◆ Short task ◆
Search the listing for "已知函数" and copy every line where it appears.

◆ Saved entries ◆

● ● ● ●

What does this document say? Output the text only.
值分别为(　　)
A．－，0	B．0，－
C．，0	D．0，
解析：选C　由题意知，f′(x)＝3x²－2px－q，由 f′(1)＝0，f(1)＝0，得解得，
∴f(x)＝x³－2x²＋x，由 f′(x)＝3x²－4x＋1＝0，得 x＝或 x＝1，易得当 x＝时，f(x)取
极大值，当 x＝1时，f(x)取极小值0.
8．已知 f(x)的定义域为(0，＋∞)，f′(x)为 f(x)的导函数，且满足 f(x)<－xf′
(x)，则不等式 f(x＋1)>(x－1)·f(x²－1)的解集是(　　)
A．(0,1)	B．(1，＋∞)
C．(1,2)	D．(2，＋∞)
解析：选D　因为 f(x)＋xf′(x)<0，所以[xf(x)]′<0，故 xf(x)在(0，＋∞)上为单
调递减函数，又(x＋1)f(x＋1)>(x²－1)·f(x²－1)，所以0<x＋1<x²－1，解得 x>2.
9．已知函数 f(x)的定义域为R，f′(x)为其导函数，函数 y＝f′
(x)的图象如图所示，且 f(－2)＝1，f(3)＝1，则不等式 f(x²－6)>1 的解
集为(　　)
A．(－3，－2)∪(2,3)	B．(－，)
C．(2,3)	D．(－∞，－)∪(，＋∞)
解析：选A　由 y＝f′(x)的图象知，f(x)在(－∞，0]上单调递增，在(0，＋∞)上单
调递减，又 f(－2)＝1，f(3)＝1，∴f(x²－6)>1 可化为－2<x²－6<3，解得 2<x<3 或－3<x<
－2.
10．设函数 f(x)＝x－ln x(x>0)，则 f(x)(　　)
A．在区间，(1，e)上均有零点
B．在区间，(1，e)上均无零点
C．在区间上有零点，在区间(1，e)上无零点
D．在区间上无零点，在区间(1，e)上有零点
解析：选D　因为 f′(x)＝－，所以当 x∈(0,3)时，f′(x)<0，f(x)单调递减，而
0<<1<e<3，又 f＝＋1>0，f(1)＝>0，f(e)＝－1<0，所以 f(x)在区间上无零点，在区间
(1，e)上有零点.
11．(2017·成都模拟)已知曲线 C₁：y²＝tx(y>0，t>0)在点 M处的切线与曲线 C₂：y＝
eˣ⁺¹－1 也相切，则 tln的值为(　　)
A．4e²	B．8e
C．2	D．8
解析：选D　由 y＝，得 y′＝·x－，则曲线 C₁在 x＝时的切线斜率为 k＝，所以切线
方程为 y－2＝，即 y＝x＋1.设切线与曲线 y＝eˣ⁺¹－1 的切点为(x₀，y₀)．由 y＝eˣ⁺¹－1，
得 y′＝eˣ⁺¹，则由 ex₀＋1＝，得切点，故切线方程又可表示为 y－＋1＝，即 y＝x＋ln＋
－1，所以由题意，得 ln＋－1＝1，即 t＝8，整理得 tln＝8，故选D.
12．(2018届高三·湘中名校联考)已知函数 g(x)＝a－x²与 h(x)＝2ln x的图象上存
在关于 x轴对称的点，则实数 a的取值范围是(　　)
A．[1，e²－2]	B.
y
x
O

● ● ● ●

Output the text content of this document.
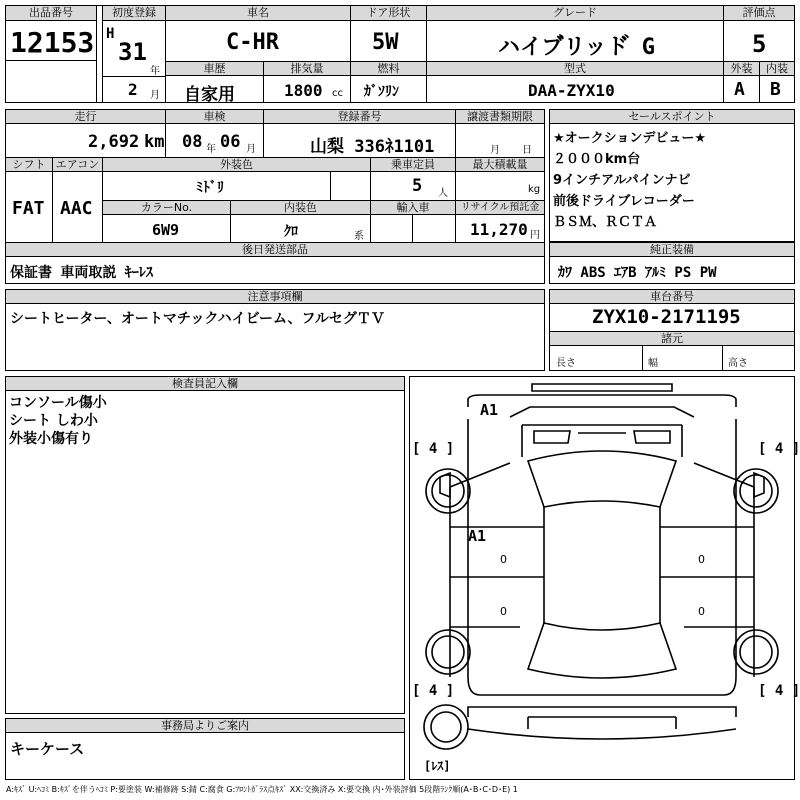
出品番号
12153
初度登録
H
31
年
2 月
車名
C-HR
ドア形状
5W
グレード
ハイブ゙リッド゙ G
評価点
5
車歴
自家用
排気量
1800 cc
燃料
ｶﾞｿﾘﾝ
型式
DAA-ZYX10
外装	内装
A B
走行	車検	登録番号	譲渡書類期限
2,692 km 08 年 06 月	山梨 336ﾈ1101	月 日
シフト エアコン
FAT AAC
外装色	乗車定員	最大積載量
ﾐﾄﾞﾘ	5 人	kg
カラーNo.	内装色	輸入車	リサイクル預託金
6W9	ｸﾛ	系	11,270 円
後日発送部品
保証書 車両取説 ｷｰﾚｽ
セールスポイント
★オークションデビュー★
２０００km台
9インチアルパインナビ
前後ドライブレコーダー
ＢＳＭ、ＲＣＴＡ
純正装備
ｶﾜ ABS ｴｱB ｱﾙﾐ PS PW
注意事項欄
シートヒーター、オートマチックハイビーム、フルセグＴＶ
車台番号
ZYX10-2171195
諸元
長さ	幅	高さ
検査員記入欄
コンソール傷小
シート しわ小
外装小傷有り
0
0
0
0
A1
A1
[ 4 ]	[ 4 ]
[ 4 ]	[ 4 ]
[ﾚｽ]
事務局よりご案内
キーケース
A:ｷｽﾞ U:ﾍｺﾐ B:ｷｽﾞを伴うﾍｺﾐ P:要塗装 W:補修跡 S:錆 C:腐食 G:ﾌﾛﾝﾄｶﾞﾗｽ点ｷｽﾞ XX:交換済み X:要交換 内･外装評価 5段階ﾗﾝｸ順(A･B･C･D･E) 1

● ● ● ●

◆ Response to the task ◆
9．已知函数 f(x)的定义域为R，f′(x)为其导函数，函数 y＝f′
12．(2018届高三·湘中名校联考)已知函数 g(x)＝a－x²与 h(x)＝2ln x的图象上存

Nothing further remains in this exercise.